■ What is needed ■
Reproduce each line exactly. Skip none.

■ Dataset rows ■
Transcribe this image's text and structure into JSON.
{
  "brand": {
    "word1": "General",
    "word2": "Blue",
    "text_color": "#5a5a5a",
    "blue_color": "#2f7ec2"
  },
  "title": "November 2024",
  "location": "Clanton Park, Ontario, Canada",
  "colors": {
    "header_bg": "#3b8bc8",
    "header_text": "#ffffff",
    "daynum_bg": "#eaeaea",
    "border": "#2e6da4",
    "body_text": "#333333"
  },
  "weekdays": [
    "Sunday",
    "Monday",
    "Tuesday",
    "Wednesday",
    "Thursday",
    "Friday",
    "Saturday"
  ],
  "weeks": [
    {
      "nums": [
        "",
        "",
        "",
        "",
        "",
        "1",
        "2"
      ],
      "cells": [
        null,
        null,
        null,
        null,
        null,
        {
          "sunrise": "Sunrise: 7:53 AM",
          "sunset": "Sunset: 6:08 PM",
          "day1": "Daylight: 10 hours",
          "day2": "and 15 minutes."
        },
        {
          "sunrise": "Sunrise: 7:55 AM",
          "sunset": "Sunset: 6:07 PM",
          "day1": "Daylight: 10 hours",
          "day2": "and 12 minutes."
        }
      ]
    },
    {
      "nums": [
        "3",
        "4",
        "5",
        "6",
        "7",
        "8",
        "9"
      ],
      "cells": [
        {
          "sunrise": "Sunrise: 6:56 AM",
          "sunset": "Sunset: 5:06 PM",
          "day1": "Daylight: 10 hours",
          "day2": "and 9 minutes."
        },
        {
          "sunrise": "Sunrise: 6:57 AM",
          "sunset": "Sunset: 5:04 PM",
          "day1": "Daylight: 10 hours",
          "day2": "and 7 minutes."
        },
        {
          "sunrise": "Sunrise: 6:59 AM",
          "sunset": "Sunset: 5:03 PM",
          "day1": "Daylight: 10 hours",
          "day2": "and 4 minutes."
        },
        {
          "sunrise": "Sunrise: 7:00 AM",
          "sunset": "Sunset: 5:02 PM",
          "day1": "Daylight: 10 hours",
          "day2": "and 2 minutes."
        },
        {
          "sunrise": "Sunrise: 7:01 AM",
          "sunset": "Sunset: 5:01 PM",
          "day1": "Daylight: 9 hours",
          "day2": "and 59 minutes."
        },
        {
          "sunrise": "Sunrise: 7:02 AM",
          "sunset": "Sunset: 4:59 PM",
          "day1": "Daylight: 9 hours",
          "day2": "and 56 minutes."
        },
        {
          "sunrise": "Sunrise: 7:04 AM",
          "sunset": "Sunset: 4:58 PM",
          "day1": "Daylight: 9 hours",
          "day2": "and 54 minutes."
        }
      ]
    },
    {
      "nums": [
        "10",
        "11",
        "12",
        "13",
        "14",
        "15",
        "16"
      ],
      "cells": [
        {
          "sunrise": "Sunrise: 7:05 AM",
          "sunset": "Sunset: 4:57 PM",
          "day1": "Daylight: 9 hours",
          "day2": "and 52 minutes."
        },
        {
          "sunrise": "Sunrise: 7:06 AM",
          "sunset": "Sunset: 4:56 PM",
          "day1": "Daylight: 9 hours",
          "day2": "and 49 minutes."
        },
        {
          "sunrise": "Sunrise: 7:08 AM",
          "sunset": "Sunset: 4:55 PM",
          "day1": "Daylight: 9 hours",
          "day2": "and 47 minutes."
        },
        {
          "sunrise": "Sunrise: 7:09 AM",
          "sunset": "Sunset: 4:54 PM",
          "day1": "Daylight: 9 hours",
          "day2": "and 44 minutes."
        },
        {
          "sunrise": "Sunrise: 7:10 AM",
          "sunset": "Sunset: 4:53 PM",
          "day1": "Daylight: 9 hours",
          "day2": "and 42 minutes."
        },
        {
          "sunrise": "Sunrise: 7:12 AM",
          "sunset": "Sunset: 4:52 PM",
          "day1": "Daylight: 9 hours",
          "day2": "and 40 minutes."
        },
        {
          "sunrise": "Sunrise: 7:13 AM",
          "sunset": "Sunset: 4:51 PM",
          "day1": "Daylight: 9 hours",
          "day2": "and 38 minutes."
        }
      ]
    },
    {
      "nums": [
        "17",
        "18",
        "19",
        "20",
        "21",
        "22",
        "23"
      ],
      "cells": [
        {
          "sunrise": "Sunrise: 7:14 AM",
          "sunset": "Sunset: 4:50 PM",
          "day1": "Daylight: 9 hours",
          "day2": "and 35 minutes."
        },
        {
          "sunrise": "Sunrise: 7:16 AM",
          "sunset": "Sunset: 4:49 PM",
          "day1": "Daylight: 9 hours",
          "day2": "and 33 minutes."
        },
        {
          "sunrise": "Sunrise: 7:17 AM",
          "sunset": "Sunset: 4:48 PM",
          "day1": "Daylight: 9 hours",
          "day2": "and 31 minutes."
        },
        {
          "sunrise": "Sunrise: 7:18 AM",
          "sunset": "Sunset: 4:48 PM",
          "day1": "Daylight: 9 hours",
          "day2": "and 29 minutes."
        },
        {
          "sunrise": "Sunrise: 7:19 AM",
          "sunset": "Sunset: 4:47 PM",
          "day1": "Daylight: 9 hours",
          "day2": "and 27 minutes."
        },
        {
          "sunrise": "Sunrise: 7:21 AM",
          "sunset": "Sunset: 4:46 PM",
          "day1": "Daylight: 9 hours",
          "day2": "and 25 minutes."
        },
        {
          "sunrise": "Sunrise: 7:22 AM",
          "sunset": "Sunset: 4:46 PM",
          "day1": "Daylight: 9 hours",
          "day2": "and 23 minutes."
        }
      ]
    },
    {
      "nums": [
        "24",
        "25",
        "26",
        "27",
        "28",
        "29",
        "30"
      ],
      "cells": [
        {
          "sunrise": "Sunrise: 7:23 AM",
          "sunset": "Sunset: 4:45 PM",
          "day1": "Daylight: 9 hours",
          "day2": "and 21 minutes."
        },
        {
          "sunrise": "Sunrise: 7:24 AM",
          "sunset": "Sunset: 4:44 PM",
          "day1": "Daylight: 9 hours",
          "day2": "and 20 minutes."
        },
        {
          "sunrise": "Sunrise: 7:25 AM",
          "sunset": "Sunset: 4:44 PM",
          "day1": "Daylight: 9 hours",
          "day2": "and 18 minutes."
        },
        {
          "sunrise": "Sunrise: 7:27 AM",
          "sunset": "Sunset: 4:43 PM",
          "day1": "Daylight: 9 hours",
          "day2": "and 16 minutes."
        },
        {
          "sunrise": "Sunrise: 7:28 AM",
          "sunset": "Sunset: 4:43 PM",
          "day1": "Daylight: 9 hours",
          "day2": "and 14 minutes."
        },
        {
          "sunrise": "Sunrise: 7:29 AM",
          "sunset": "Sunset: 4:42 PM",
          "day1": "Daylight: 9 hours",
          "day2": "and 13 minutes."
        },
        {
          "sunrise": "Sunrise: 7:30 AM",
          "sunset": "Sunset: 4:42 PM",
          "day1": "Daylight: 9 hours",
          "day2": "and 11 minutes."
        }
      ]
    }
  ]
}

■ Final result ■
Transcribe this image's text and structure into JSON.
{
  "brand": {
    "word1": "General",
    "word2": "Blue",
    "text_color": "#5a5a5a",
    "blue_color": "#2f7ec2"
  },
  "title": "November 2024",
  "location": "Clanton Park, Ontario, Canada",
  "colors": {
    "header_bg": "#3b8bc8",
    "header_text": "#ffffff",
    "daynum_bg": "#eaeaea",
    "border": "#2e6da4",
    "body_text": "#333333"
  },
  "weekdays": [
    "Sunday",
    "Monday",
    "Tuesday",
    "Wednesday",
    "Thursday",
    "Friday",
    "Saturday"
  ],
  "weeks": [
    {
      "nums": [
        "",
        "",
        "",
        "",
        "",
        "1",
        "2"
      ],
      "cells": [
        null,
        null,
        null,
        null,
        null,
        {
          "sunrise": "Sunrise: 7:53 AM",
          "sunset": "Sunset: 6:08 PM",
          "day1": "Daylight: 10 hours",
          "day2": "and 15 minutes."
        },
        {
          "sunrise": "Sunrise: 7:55 AM",
          "sunset": "Sunset: 6:07 PM",
          "day1": "Daylight: 10 hours",
          "day2": "and 12 minutes."
        }
      ]
    },
    {
      "nums": [
        "3",
        "4",
        "5",
        "6",
        "7",
        "8",
        "9"
      ],
      "cells": [
        {
          "sunrise": "Sunrise: 6:56 AM",
          "sunset": "Sunset: 5:06 PM",
          "day1": "Daylight: 10 hours",
          "day2": "and 9 minutes."
        },
        {
          "sunrise": "Sunrise: 6:57 AM",
          "sunset": "Sunset: 5:04 PM",
          "day1": "Daylight: 10 hours",
          "day2": "and 7 minutes."
        },
        {
          "sunrise": "Sunrise: 6:59 AM",
          "sunset": "Sunset: 5:03 PM",
          "day1": "Daylight: 10 hours",
          "day2": "and 4 minutes."
        },
        {
          "sunrise": "Sunrise: 7:00 AM",
          "sunset": "Sunset: 5:02 PM",
          "day1": "Daylight: 10 hours",
          "day2": "and 2 minutes."
        },
        {
          "sunrise": "Sunrise: 7:01 AM",
          "sunset": "Sunset: 5:01 PM",
          "day1": "Daylight: 9 hours",
          "day2": "and 59 minutes."
        },
        {
          "sunrise": "Sunrise: 7:02 AM",
          "sunset": "Sunset: 4:59 PM",
          "day1": "Daylight: 9 hours",
          "day2": "and 56 minutes."
        },
        {
          "sunrise": "Sunrise: 7:04 AM",
          "sunset": "Sunset: 4:58 PM",
          "day1": "Daylight: 9 hours",
          "day2": "and 54 minutes."
        }
      ]
    },
    {
      "nums": [
        "10",
        "11",
        "12",
        "13",
        "14",
        "15",
        "16"
      ],
      "cells": [
        {
          "sunrise": "Sunrise: 7:05 AM",
          "sunset": "Sunset: 4:57 PM",
          "day1": "Daylight: 9 hours",
          "day2": "and 52 minutes."
        },
        {
          "sunrise": "Sunrise: 7:06 AM",
          "sunset": "Sunset: 4:56 PM",
          "day1": "Daylight: 9 hours",
          "day2": "and 49 minutes."
        },
        {
          "sunrise": "Sunrise: 7:08 AM",
          "sunset": "Sunset: 4:55 PM",
          "day1": "Daylight: 9 hours",
          "day2": "and 47 minutes."
        },
        {
          "sunrise": "Sunrise: 7:09 AM",
          "sunset": "Sunset: 4:54 PM",
          "day1": "Daylight: 9 hours",
          "day2": "and 44 minutes."
        },
        {
          "sunrise": "Sunrise: 7:10 AM",
          "sunset": "Sunset: 4:53 PM",
          "day1": "Daylight: 9 hours",
          "day2": "and 42 minutes."
        },
        {
          "sunrise": "Sunrise: 7:12 AM",
          "sunset": "Sunset: 4:52 PM",
          "day1": "Daylight: 9 hours",
          "day2": "and 40 minutes."
        },
        {
          "sunrise": "Sunrise: 7:13 AM",
          "sunset": "Sunset: 4:51 PM",
          "day1": "Daylight: 9 hours",
          "day2": "and 38 minutes."
        }
      ]
    },
    {
      "nums": [
        "17",
        "18",
        "19",
        "20",
        "21",
        "22",
        "23"
      ],
      "cells": [
        {
          "sunrise": "Sunrise: 7:14 AM",
          "sunset": "Sunset: 4:50 PM",
          "day1": "Daylight: 9 hours",
          "day2": "and 35 minutes."
        },
        {
          "sunrise": "Sunrise: 7:16 AM",
          "sunset": "Sunset: 4:49 PM",
          "day1": "Daylight: 9 hours",
          "day2": "and 33 minutes."
        },
        {
          "sunrise": "Sunrise: 7:17 AM",
          "sunset": "Sunset: 4:48 PM",
          "day1": "Daylight: 9 hours",
          "day2": "and 31 minutes."
        },
        {
          "sunrise": "Sunrise: 7:18 AM",
          "sunset": "Sunset: 4:48 PM",
          "day1": "Daylight: 9 hours",
          "day2": "and 29 minutes."
        },
        {
          "sunrise": "Sunrise: 7:19 AM",
          "sunset": "Sunset: 4:47 PM",
          "day1": "Daylight: 9 hours",
          "day2": "and 27 minutes."
        },
        {
          "sunrise": "Sunrise: 7:21 AM",
          "sunset": "Sunset: 4:46 PM",
          "day1": "Daylight: 9 hours",
          "day2": "and 25 minutes."
        },
        {
          "sunrise": "Sunrise: 7:22 AM",
          "sunset": "Sunset: 4:46 PM",
          "day1": "Daylight: 9 hours",
          "day2": "and 23 minutes."
        }
      ]
    },
    {
      "nums": [
        "24",
        "25",
        "26",
        "27",
        "28",
        "29",
        "30"
      ],
      "cells": [
        {
          "sunrise": "Sunrise: 7:23 AM",
          "sunset": "Sunset: 4:45 PM",
          "day1": "Daylight: 9 hours",
          "day2": "and 21 minutes."
        },
        {
          "sunrise": "Sunrise: 7:24 AM",
          "sunset": "Sunset: 4:44 PM",
          "day1": "Daylight: 9 hours",
          "day2": "and 20 minutes."
        },
        {
          "sunrise": "Sunrise: 7:25 AM",
          "sunset": "Sunset: 4:44 PM",
          "day1": "Daylight: 9 hours",
          "day2": "and 18 minutes."
        },
        {
          "sunrise": "Sunrise: 7:27 AM",
          "sunset": "Sunset: 4:43 PM",
          "day1": "Daylight: 9 hours",
          "day2": "and 16 minutes."
        },
        {
          "sunrise": "Sunrise: 7:28 AM",
          "sunset": "Sunset: 4:43 PM",
          "day1": "Daylight: 9 hours",
          "day2": "and 14 minutes."
        },
        {
          "sunrise": "Sunrise: 7:29 AM",
          "sunset": "Sunset: 4:42 PM",
          "day1": "Daylight: 9 hours",
          "day2": "and 13 minutes."
        },
        {
          "sunrise": "Sunrise: 7:30 AM",
          "sunset": "Sunset: 4:42 PM",
          "day1": "Daylight: 9 hours",
          "day2": "and 11 minutes."
        }
      ]
    }
  ]
}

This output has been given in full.